Exactly reproduce all the records, keeping pictures out of the copy.

↓

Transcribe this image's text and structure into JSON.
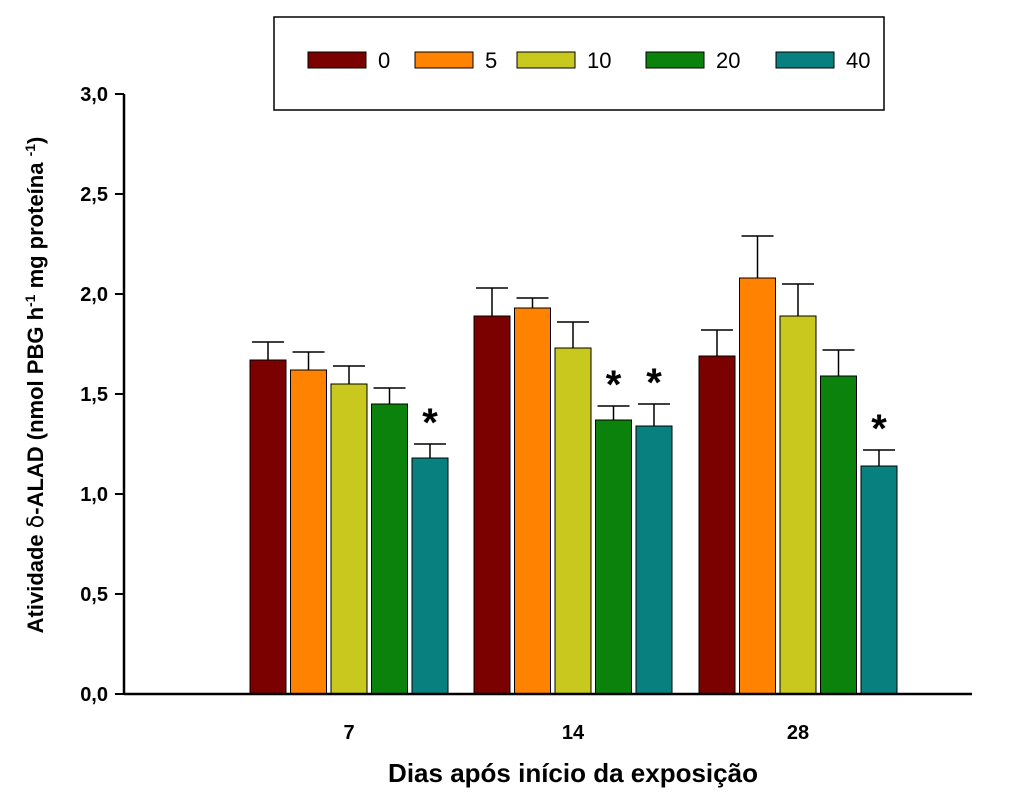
{
  "chart_data": {
    "type": "bar",
    "categories": [
      "7",
      "14",
      "28"
    ],
    "series": [
      {
        "name": "0",
        "color": "#7B0000",
        "values": [
          1.67,
          1.89,
          1.69
        ],
        "errors": [
          0.09,
          0.14,
          0.13
        ]
      },
      {
        "name": "5",
        "color": "#FF8200",
        "values": [
          1.62,
          1.93,
          2.08
        ],
        "errors": [
          0.09,
          0.05,
          0.21
        ]
      },
      {
        "name": "10",
        "color": "#C8C81E",
        "values": [
          1.55,
          1.73,
          1.89
        ],
        "errors": [
          0.09,
          0.13,
          0.16
        ]
      },
      {
        "name": "20",
        "color": "#0B820B",
        "values": [
          1.45,
          1.37,
          1.59
        ],
        "errors": [
          0.08,
          0.07,
          0.13
        ]
      },
      {
        "name": "40",
        "color": "#088080",
        "values": [
          1.18,
          1.34,
          1.14
        ],
        "errors": [
          0.07,
          0.11,
          0.08
        ]
      }
    ],
    "significance": [
      {
        "series": 4,
        "category": 0,
        "mark": "*"
      },
      {
        "series": 3,
        "category": 1,
        "mark": "*"
      },
      {
        "series": 4,
        "category": 1,
        "mark": "*"
      },
      {
        "series": 4,
        "category": 2,
        "mark": "*"
      }
    ],
    "title": "",
    "xlabel": "Dias após início da exposição",
    "ylabel_parts": [
      "Atividade ",
      "δ",
      "-ALAD (nmol PBG h",
      "-1",
      " mg proteína ",
      "-1",
      ")"
    ],
    "ylim": [
      0,
      3.0
    ],
    "yticks": [
      "0,0",
      "0,5",
      "1,0",
      "1,5",
      "2,0",
      "2,5",
      "3,0"
    ],
    "grid": false,
    "legend_position": "top-center"
  }
}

↑

| Answer to this task |
Transcribe this image's text and structure into JSON.
{
  "chart_data": {
    "type": "bar",
    "categories": [
      "7",
      "14",
      "28"
    ],
    "series": [
      {
        "name": "0",
        "color": "#7B0000",
        "values": [
          1.67,
          1.89,
          1.69
        ],
        "errors": [
          0.09,
          0.14,
          0.13
        ]
      },
      {
        "name": "5",
        "color": "#FF8200",
        "values": [
          1.62,
          1.93,
          2.08
        ],
        "errors": [
          0.09,
          0.05,
          0.21
        ]
      },
      {
        "name": "10",
        "color": "#C8C81E",
        "values": [
          1.55,
          1.73,
          1.89
        ],
        "errors": [
          0.09,
          0.13,
          0.16
        ]
      },
      {
        "name": "20",
        "color": "#0B820B",
        "values": [
          1.45,
          1.37,
          1.59
        ],
        "errors": [
          0.08,
          0.07,
          0.13
        ]
      },
      {
        "name": "40",
        "color": "#088080",
        "values": [
          1.18,
          1.34,
          1.14
        ],
        "errors": [
          0.07,
          0.11,
          0.08
        ]
      }
    ],
    "significance": [
      {
        "series": 4,
        "category": 0,
        "mark": "*"
      },
      {
        "series": 3,
        "category": 1,
        "mark": "*"
      },
      {
        "series": 4,
        "category": 1,
        "mark": "*"
      },
      {
        "series": 4,
        "category": 2,
        "mark": "*"
      }
    ],
    "title": "",
    "xlabel": "Dias após início da exposição",
    "ylabel_parts": [
      "Atividade ",
      "δ",
      "-ALAD (nmol PBG h",
      "-1",
      " mg proteína ",
      "-1",
      ")"
    ],
    "ylim": [
      0,
      3.0
    ],
    "yticks": [
      "0,0",
      "0,5",
      "1,0",
      "1,5",
      "2,0",
      "2,5",
      "3,0"
    ],
    "grid": false,
    "legend_position": "top-center"
  }
}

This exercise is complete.